[DATA SHOWN]
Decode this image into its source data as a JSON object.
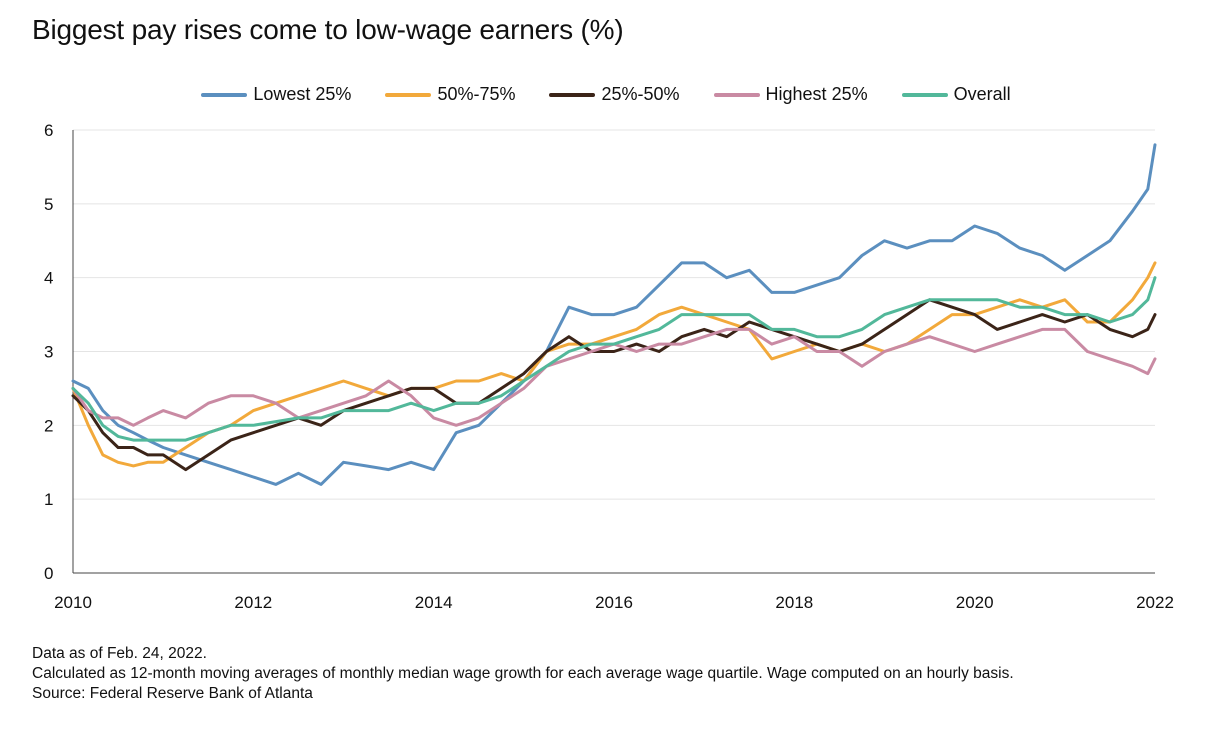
{
  "chart_data": {
    "type": "line",
    "title": "Biggest pay rises come to low-wage earners (%)",
    "xlabel": "",
    "ylabel": "",
    "xlim": [
      2010,
      2022
    ],
    "ylim": [
      0,
      6
    ],
    "y_ticks": [
      "0",
      "1",
      "2",
      "3",
      "4",
      "5",
      "6"
    ],
    "x_ticks": [
      "2010",
      "2012",
      "2014",
      "2016",
      "2018",
      "2020",
      "2022"
    ],
    "grid": true,
    "legend_position": "top-center",
    "series": [
      {
        "name": "Lowest 25%",
        "color": "#5b8fbf",
        "x": [
          2010.0,
          2010.17,
          2010.33,
          2010.5,
          2010.67,
          2010.83,
          2011.0,
          2011.25,
          2011.5,
          2011.75,
          2012.0,
          2012.25,
          2012.5,
          2012.75,
          2013.0,
          2013.25,
          2013.5,
          2013.75,
          2014.0,
          2014.25,
          2014.5,
          2014.75,
          2015.0,
          2015.25,
          2015.5,
          2015.75,
          2016.0,
          2016.25,
          2016.5,
          2016.75,
          2017.0,
          2017.25,
          2017.5,
          2017.75,
          2018.0,
          2018.25,
          2018.5,
          2018.75,
          2019.0,
          2019.25,
          2019.5,
          2019.75,
          2020.0,
          2020.25,
          2020.5,
          2020.75,
          2021.0,
          2021.25,
          2021.5,
          2021.75,
          2021.92,
          2022.0
        ],
        "values": [
          2.6,
          2.5,
          2.2,
          2.0,
          1.9,
          1.8,
          1.7,
          1.6,
          1.5,
          1.4,
          1.3,
          1.2,
          1.35,
          1.2,
          1.5,
          1.45,
          1.4,
          1.5,
          1.4,
          1.9,
          2.0,
          2.3,
          2.6,
          3.0,
          3.6,
          3.5,
          3.5,
          3.6,
          3.9,
          4.2,
          4.2,
          4.0,
          4.1,
          3.8,
          3.8,
          3.9,
          4.0,
          4.3,
          4.5,
          4.4,
          4.5,
          4.5,
          4.7,
          4.6,
          4.4,
          4.3,
          4.1,
          4.3,
          4.5,
          4.9,
          5.2,
          5.8
        ]
      },
      {
        "name": "50%-75%",
        "color": "#f2a93b",
        "x": [
          2010.0,
          2010.17,
          2010.33,
          2010.5,
          2010.67,
          2010.83,
          2011.0,
          2011.25,
          2011.5,
          2011.75,
          2012.0,
          2012.25,
          2012.5,
          2012.75,
          2013.0,
          2013.25,
          2013.5,
          2013.75,
          2014.0,
          2014.25,
          2014.5,
          2014.75,
          2015.0,
          2015.25,
          2015.5,
          2015.75,
          2016.0,
          2016.25,
          2016.5,
          2016.75,
          2017.0,
          2017.25,
          2017.5,
          2017.75,
          2018.0,
          2018.25,
          2018.5,
          2018.75,
          2019.0,
          2019.25,
          2019.5,
          2019.75,
          2020.0,
          2020.25,
          2020.5,
          2020.75,
          2021.0,
          2021.25,
          2021.5,
          2021.75,
          2021.92,
          2022.0
        ],
        "values": [
          2.5,
          2.0,
          1.6,
          1.5,
          1.45,
          1.5,
          1.5,
          1.7,
          1.9,
          2.0,
          2.2,
          2.3,
          2.4,
          2.5,
          2.6,
          2.5,
          2.4,
          2.5,
          2.5,
          2.6,
          2.6,
          2.7,
          2.6,
          3.0,
          3.1,
          3.1,
          3.2,
          3.3,
          3.5,
          3.6,
          3.5,
          3.4,
          3.3,
          2.9,
          3.0,
          3.1,
          3.0,
          3.1,
          3.0,
          3.1,
          3.3,
          3.5,
          3.5,
          3.6,
          3.7,
          3.6,
          3.7,
          3.4,
          3.4,
          3.7,
          4.0,
          4.2
        ]
      },
      {
        "name": "25%-50%",
        "color": "#3b2418",
        "x": [
          2010.0,
          2010.17,
          2010.33,
          2010.5,
          2010.67,
          2010.83,
          2011.0,
          2011.25,
          2011.5,
          2011.75,
          2012.0,
          2012.25,
          2012.5,
          2012.75,
          2013.0,
          2013.25,
          2013.5,
          2013.75,
          2014.0,
          2014.25,
          2014.5,
          2014.75,
          2015.0,
          2015.25,
          2015.5,
          2015.75,
          2016.0,
          2016.25,
          2016.5,
          2016.75,
          2017.0,
          2017.25,
          2017.5,
          2017.75,
          2018.0,
          2018.25,
          2018.5,
          2018.75,
          2019.0,
          2019.25,
          2019.5,
          2019.75,
          2020.0,
          2020.25,
          2020.5,
          2020.75,
          2021.0,
          2021.25,
          2021.5,
          2021.75,
          2021.92,
          2022.0
        ],
        "values": [
          2.4,
          2.2,
          1.9,
          1.7,
          1.7,
          1.6,
          1.6,
          1.4,
          1.6,
          1.8,
          1.9,
          2.0,
          2.1,
          2.0,
          2.2,
          2.3,
          2.4,
          2.5,
          2.5,
          2.3,
          2.3,
          2.5,
          2.7,
          3.0,
          3.2,
          3.0,
          3.0,
          3.1,
          3.0,
          3.2,
          3.3,
          3.2,
          3.4,
          3.3,
          3.2,
          3.1,
          3.0,
          3.1,
          3.3,
          3.5,
          3.7,
          3.6,
          3.5,
          3.3,
          3.4,
          3.5,
          3.4,
          3.5,
          3.3,
          3.2,
          3.3,
          3.5
        ]
      },
      {
        "name": "Highest 25%",
        "color": "#c98aa3",
        "x": [
          2010.0,
          2010.17,
          2010.33,
          2010.5,
          2010.67,
          2010.83,
          2011.0,
          2011.25,
          2011.5,
          2011.75,
          2012.0,
          2012.25,
          2012.5,
          2012.75,
          2013.0,
          2013.25,
          2013.5,
          2013.75,
          2014.0,
          2014.25,
          2014.5,
          2014.75,
          2015.0,
          2015.25,
          2015.5,
          2015.75,
          2016.0,
          2016.25,
          2016.5,
          2016.75,
          2017.0,
          2017.25,
          2017.5,
          2017.75,
          2018.0,
          2018.25,
          2018.5,
          2018.75,
          2019.0,
          2019.25,
          2019.5,
          2019.75,
          2020.0,
          2020.25,
          2020.5,
          2020.75,
          2021.0,
          2021.25,
          2021.5,
          2021.75,
          2021.92,
          2022.0
        ],
        "values": [
          2.5,
          2.2,
          2.1,
          2.1,
          2.0,
          2.1,
          2.2,
          2.1,
          2.3,
          2.4,
          2.4,
          2.3,
          2.1,
          2.2,
          2.3,
          2.4,
          2.6,
          2.4,
          2.1,
          2.0,
          2.1,
          2.3,
          2.5,
          2.8,
          2.9,
          3.0,
          3.1,
          3.0,
          3.1,
          3.1,
          3.2,
          3.3,
          3.3,
          3.1,
          3.2,
          3.0,
          3.0,
          2.8,
          3.0,
          3.1,
          3.2,
          3.1,
          3.0,
          3.1,
          3.2,
          3.3,
          3.3,
          3.0,
          2.9,
          2.8,
          2.7,
          2.9
        ]
      },
      {
        "name": "Overall",
        "color": "#52b89a",
        "x": [
          2010.0,
          2010.17,
          2010.33,
          2010.5,
          2010.67,
          2010.83,
          2011.0,
          2011.25,
          2011.5,
          2011.75,
          2012.0,
          2012.25,
          2012.5,
          2012.75,
          2013.0,
          2013.25,
          2013.5,
          2013.75,
          2014.0,
          2014.25,
          2014.5,
          2014.75,
          2015.0,
          2015.25,
          2015.5,
          2015.75,
          2016.0,
          2016.25,
          2016.5,
          2016.75,
          2017.0,
          2017.25,
          2017.5,
          2017.75,
          2018.0,
          2018.25,
          2018.5,
          2018.75,
          2019.0,
          2019.25,
          2019.5,
          2019.75,
          2020.0,
          2020.25,
          2020.5,
          2020.75,
          2021.0,
          2021.25,
          2021.5,
          2021.75,
          2021.92,
          2022.0
        ],
        "values": [
          2.5,
          2.3,
          2.0,
          1.85,
          1.8,
          1.8,
          1.8,
          1.8,
          1.9,
          2.0,
          2.0,
          2.05,
          2.1,
          2.1,
          2.2,
          2.2,
          2.2,
          2.3,
          2.2,
          2.3,
          2.3,
          2.4,
          2.6,
          2.8,
          3.0,
          3.1,
          3.1,
          3.2,
          3.3,
          3.5,
          3.5,
          3.5,
          3.5,
          3.3,
          3.3,
          3.2,
          3.2,
          3.3,
          3.5,
          3.6,
          3.7,
          3.7,
          3.7,
          3.7,
          3.6,
          3.6,
          3.5,
          3.5,
          3.4,
          3.5,
          3.7,
          4.0
        ]
      }
    ]
  },
  "notes": {
    "line1": "Data as of Feb. 24, 2022.",
    "line2": "Calculated as 12-month moving averages of monthly median wage growth for each average wage quartile. Wage computed on an hourly basis.",
    "line3": "Source: Federal Reserve Bank of Atlanta"
  }
}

[SET TASK]
Every line in the data that holds "color" should be copied out.

[SOLUTION TO THE PROBLEM]
        "color": "#5b8fbf",
        "color": "#f2a93b",
        "color": "#3b2418",
        "color": "#c98aa3",
        "color": "#52b89a",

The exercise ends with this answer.